(Source records)

^^^^^^^^^^^^^^^^

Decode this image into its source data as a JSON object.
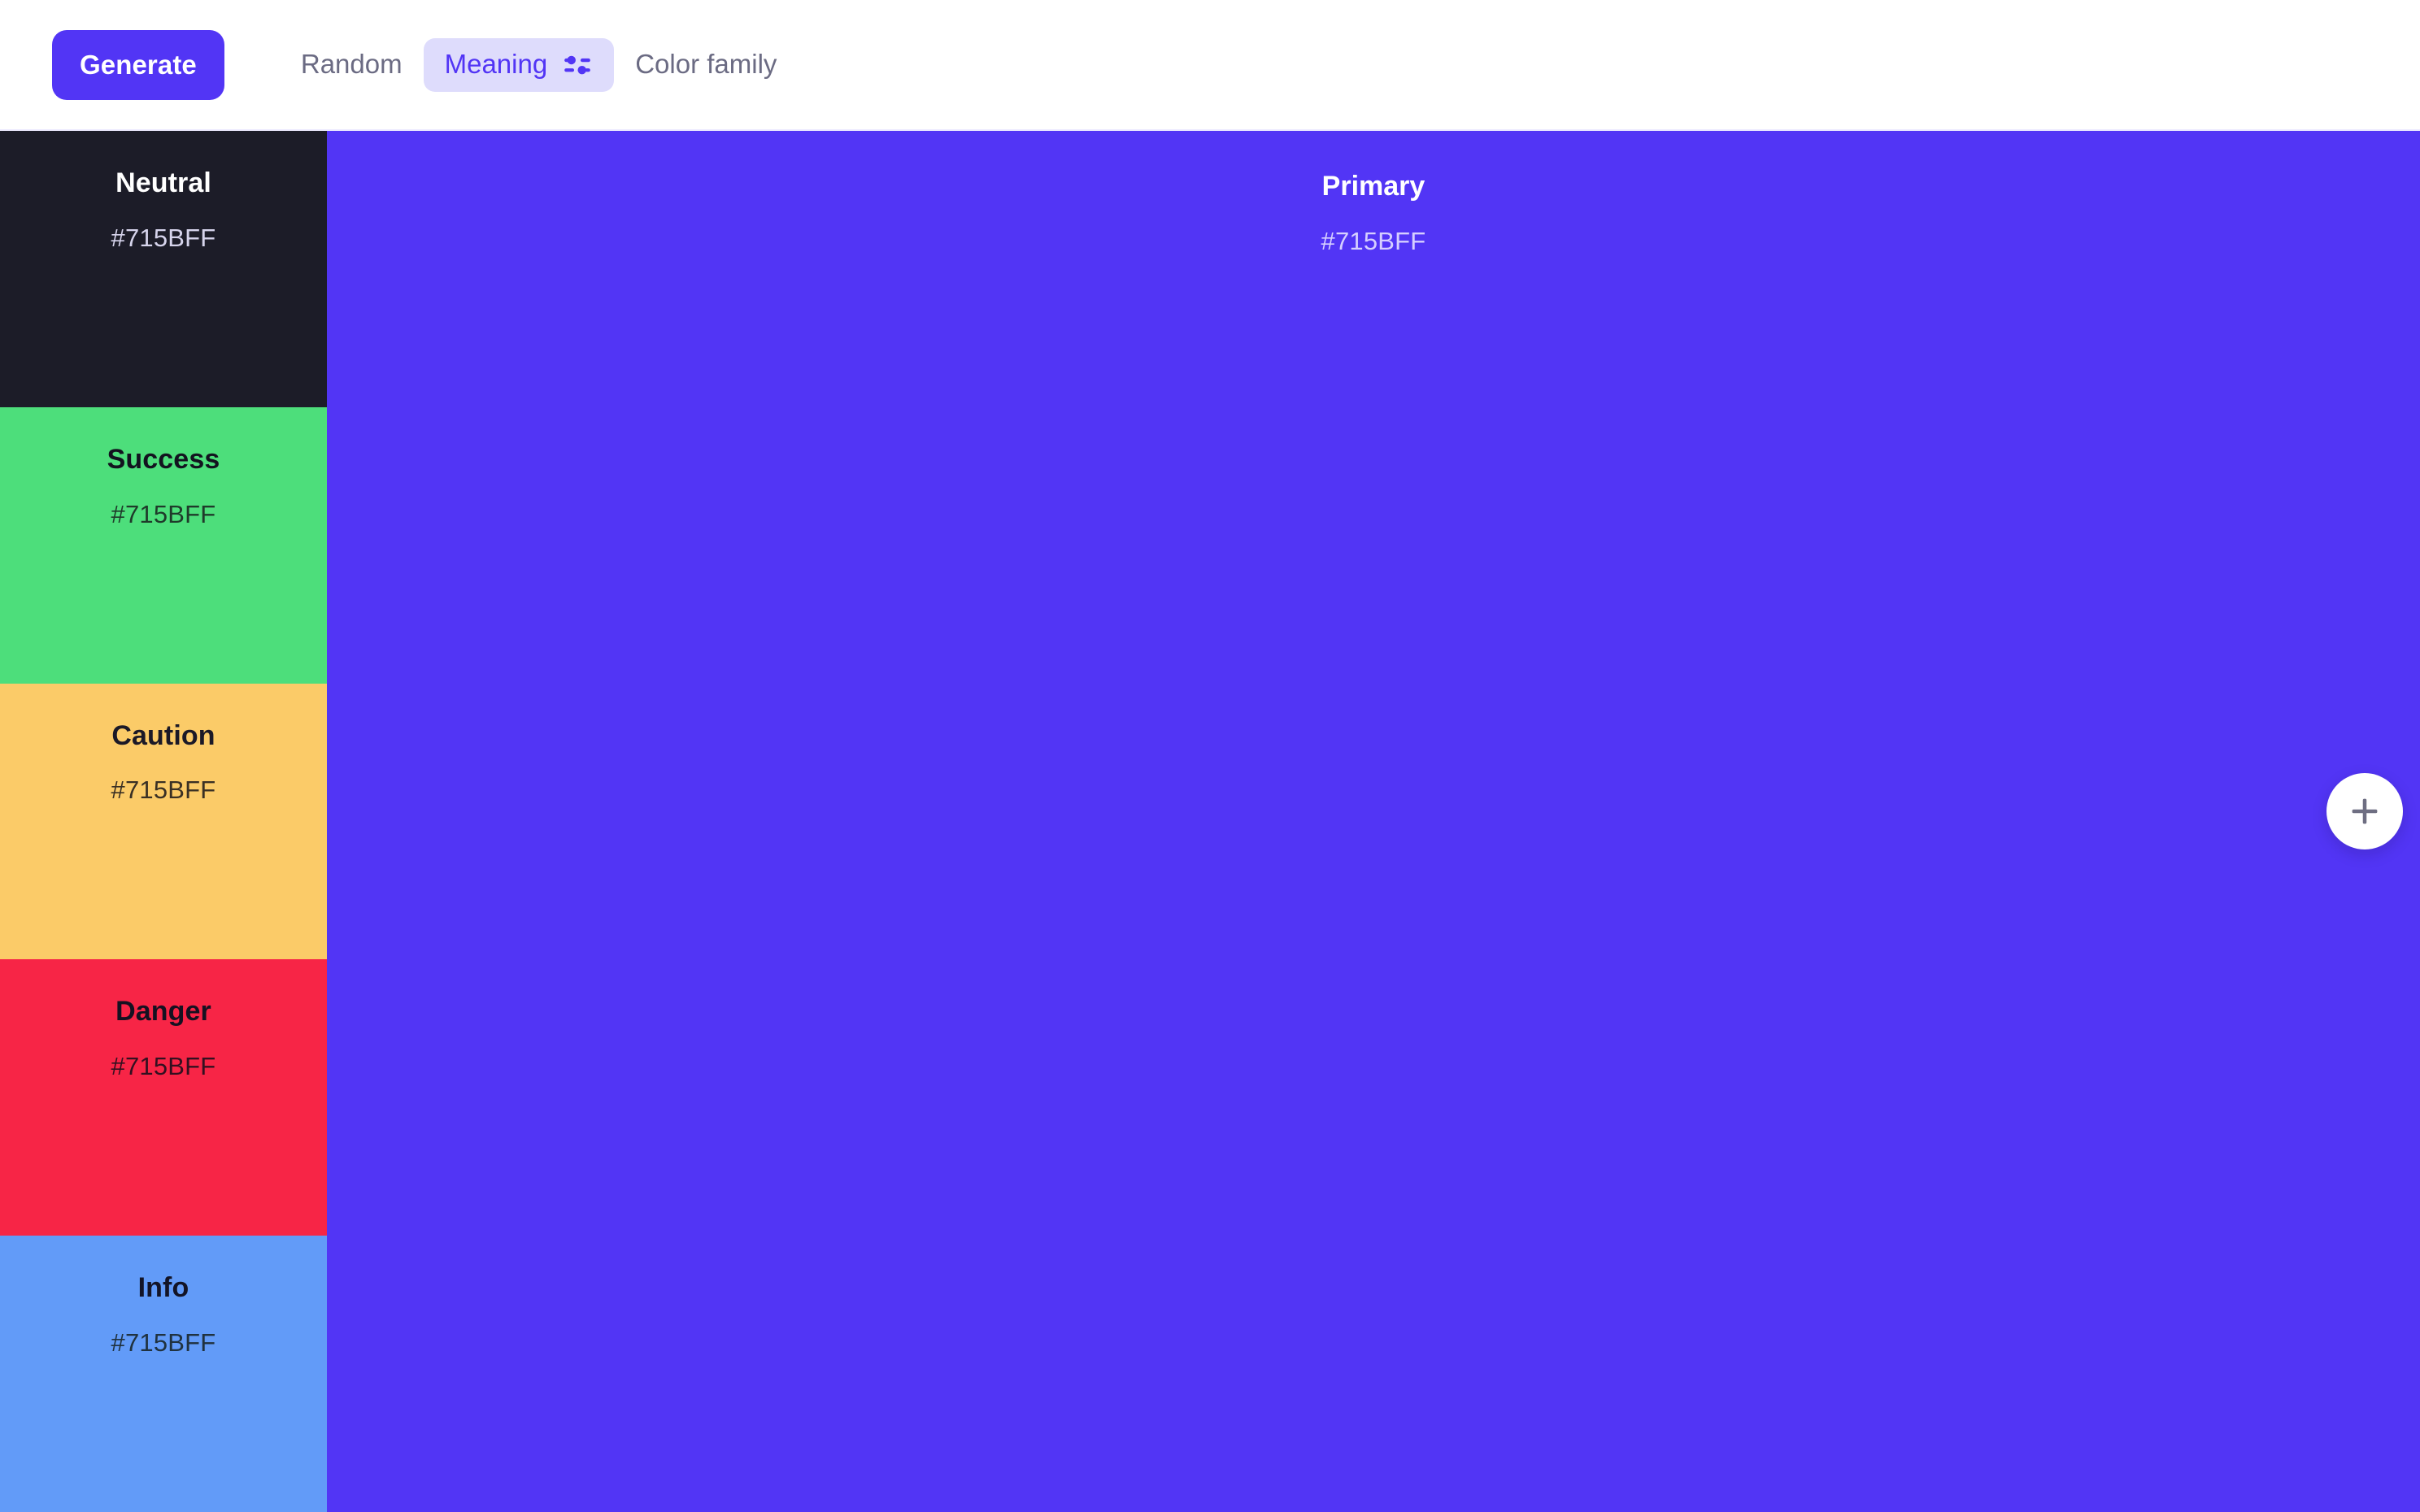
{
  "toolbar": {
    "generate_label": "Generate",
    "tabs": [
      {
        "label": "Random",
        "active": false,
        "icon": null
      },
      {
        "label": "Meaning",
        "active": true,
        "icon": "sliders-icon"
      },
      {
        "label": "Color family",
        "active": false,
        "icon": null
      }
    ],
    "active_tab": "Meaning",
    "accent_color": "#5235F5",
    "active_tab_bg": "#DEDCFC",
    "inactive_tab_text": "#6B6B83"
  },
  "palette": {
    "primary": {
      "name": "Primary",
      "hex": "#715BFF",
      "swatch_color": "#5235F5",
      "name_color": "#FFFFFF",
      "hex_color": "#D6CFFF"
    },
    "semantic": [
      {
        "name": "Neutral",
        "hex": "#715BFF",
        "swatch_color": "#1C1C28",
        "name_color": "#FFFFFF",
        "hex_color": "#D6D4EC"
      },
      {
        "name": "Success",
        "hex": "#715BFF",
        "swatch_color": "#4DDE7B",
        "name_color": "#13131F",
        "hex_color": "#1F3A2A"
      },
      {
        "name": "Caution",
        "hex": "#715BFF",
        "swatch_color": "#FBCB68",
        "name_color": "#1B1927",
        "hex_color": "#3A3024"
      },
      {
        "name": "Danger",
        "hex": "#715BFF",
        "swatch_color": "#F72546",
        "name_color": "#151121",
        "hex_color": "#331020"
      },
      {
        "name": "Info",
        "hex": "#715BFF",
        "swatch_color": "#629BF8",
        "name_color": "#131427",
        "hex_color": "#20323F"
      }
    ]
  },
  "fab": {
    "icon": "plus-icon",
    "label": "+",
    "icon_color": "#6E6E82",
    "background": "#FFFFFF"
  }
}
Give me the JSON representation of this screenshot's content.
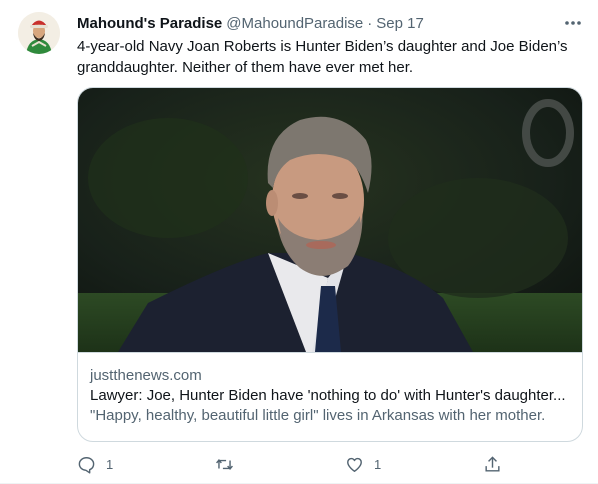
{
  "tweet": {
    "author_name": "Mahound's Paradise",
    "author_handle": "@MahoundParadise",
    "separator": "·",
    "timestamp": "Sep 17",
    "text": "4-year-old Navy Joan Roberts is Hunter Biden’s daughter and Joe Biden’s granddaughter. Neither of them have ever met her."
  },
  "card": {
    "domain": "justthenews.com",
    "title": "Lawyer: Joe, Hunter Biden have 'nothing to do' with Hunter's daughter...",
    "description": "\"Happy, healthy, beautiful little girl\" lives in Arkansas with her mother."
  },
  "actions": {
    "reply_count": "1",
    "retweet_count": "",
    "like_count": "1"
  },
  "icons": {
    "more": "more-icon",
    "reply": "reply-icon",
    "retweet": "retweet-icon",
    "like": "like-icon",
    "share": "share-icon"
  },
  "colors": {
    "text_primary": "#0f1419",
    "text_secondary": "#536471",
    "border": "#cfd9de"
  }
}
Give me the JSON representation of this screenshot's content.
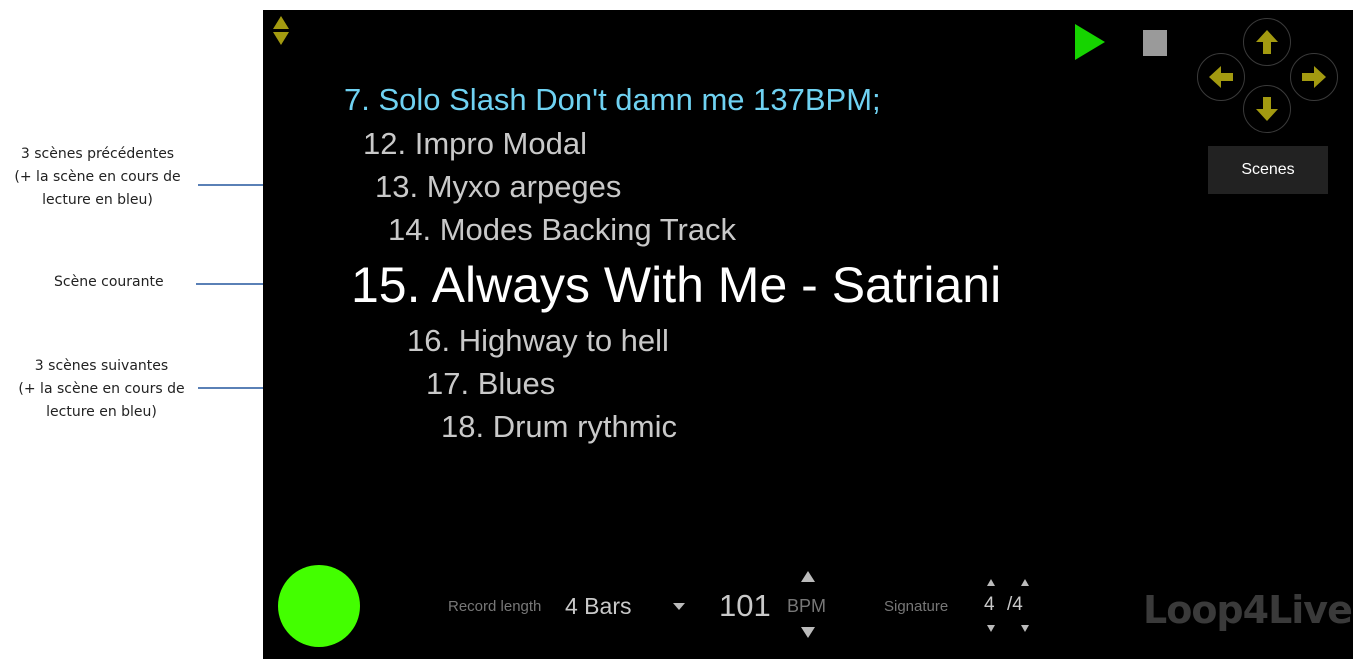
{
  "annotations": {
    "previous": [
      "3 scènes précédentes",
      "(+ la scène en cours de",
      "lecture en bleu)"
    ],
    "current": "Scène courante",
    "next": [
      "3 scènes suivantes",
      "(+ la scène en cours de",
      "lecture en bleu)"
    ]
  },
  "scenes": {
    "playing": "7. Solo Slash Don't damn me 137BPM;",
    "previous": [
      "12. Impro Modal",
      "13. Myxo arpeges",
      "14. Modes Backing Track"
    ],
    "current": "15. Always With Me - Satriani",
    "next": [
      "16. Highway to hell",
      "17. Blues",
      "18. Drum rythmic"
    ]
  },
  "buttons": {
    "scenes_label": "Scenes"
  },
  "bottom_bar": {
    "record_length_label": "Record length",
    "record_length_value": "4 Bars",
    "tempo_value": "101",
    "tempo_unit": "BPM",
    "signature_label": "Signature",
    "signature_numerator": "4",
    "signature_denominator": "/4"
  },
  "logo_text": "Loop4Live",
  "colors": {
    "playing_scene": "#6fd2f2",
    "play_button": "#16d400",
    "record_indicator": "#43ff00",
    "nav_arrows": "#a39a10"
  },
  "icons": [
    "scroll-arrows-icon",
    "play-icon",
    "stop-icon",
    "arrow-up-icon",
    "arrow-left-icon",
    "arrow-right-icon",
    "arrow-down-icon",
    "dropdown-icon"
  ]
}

^^^^^^^^^^^^^^^^

== Written exercise ==
Pictures stay out of the copy; please restate every record above exactly.

== Solution to the problem ==
Decode this image into its source data as a JSON object.
{
  "toolbar": {
    "generate_label": "Generate",
    "tabs": [
      {
        "label": "Random",
        "active": false,
        "icon": null
      },
      {
        "label": "Meaning",
        "active": true,
        "icon": "sliders-icon"
      },
      {
        "label": "Color family",
        "active": false,
        "icon": null
      }
    ],
    "active_tab": "Meaning",
    "accent_color": "#5235F5",
    "active_tab_bg": "#DEDCFC",
    "inactive_tab_text": "#6B6B83"
  },
  "palette": {
    "primary": {
      "name": "Primary",
      "hex": "#715BFF",
      "swatch_color": "#5235F5",
      "name_color": "#FFFFFF",
      "hex_color": "#D6CFFF"
    },
    "semantic": [
      {
        "name": "Neutral",
        "hex": "#715BFF",
        "swatch_color": "#1C1C28",
        "name_color": "#FFFFFF",
        "hex_color": "#D6D4EC"
      },
      {
        "name": "Success",
        "hex": "#715BFF",
        "swatch_color": "#4DDE7B",
        "name_color": "#13131F",
        "hex_color": "#1F3A2A"
      },
      {
        "name": "Caution",
        "hex": "#715BFF",
        "swatch_color": "#FBCB68",
        "name_color": "#1B1927",
        "hex_color": "#3A3024"
      },
      {
        "name": "Danger",
        "hex": "#715BFF",
        "swatch_color": "#F72546",
        "name_color": "#151121",
        "hex_color": "#331020"
      },
      {
        "name": "Info",
        "hex": "#715BFF",
        "swatch_color": "#629BF8",
        "name_color": "#131427",
        "hex_color": "#20323F"
      }
    ]
  },
  "fab": {
    "icon": "plus-icon",
    "label": "+",
    "icon_color": "#6E6E82",
    "background": "#FFFFFF"
  }
}
Give me the JSON representation of this screenshot's content.
{
  "tweet": {
    "author_name": "Mahound's Paradise",
    "author_handle": "@MahoundParadise",
    "separator": "·",
    "timestamp": "Sep 17",
    "text": "4-year-old Navy Joan Roberts is Hunter Biden’s daughter and Joe Biden’s granddaughter. Neither of them have ever met her."
  },
  "card": {
    "domain": "justthenews.com",
    "title": "Lawyer: Joe, Hunter Biden have 'nothing to do' with Hunter's daughter...",
    "description": "\"Happy, healthy, beautiful little girl\" lives in Arkansas with her mother."
  },
  "actions": {
    "reply_count": "1",
    "retweet_count": "",
    "like_count": "1"
  },
  "icons": {
    "more": "more-icon",
    "reply": "reply-icon",
    "retweet": "retweet-icon",
    "like": "like-icon",
    "share": "share-icon"
  },
  "colors": {
    "text_primary": "#0f1419",
    "text_secondary": "#536471",
    "border": "#cfd9de"
  }
}
Give me the JSON representation of this screenshot's content.
{
  "annotations": {
    "previous": [
      "3 scènes précédentes",
      "(+ la scène en cours de",
      "lecture en bleu)"
    ],
    "current": "Scène courante",
    "next": [
      "3 scènes suivantes",
      "(+ la scène en cours de",
      "lecture en bleu)"
    ]
  },
  "scenes": {
    "playing": "7. Solo Slash Don't damn me 137BPM;",
    "previous": [
      "12. Impro Modal",
      "13. Myxo arpeges",
      "14. Modes Backing Track"
    ],
    "current": "15. Always With Me - Satriani",
    "next": [
      "16. Highway to hell",
      "17. Blues",
      "18. Drum rythmic"
    ]
  },
  "buttons": {
    "scenes_label": "Scenes"
  },
  "bottom_bar": {
    "record_length_label": "Record length",
    "record_length_value": "4 Bars",
    "tempo_value": "101",
    "tempo_unit": "BPM",
    "signature_label": "Signature",
    "signature_numerator": "4",
    "signature_denominator": "/4"
  },
  "logo_text": "Loop4Live",
  "colors": {
    "playing_scene": "#6fd2f2",
    "play_button": "#16d400",
    "record_indicator": "#43ff00",
    "nav_arrows": "#a39a10"
  },
  "icons": [
    "scroll-arrows-icon",
    "play-icon",
    "stop-icon",
    "arrow-up-icon",
    "arrow-left-icon",
    "arrow-right-icon",
    "arrow-down-icon",
    "dropdown-icon"
  ]
}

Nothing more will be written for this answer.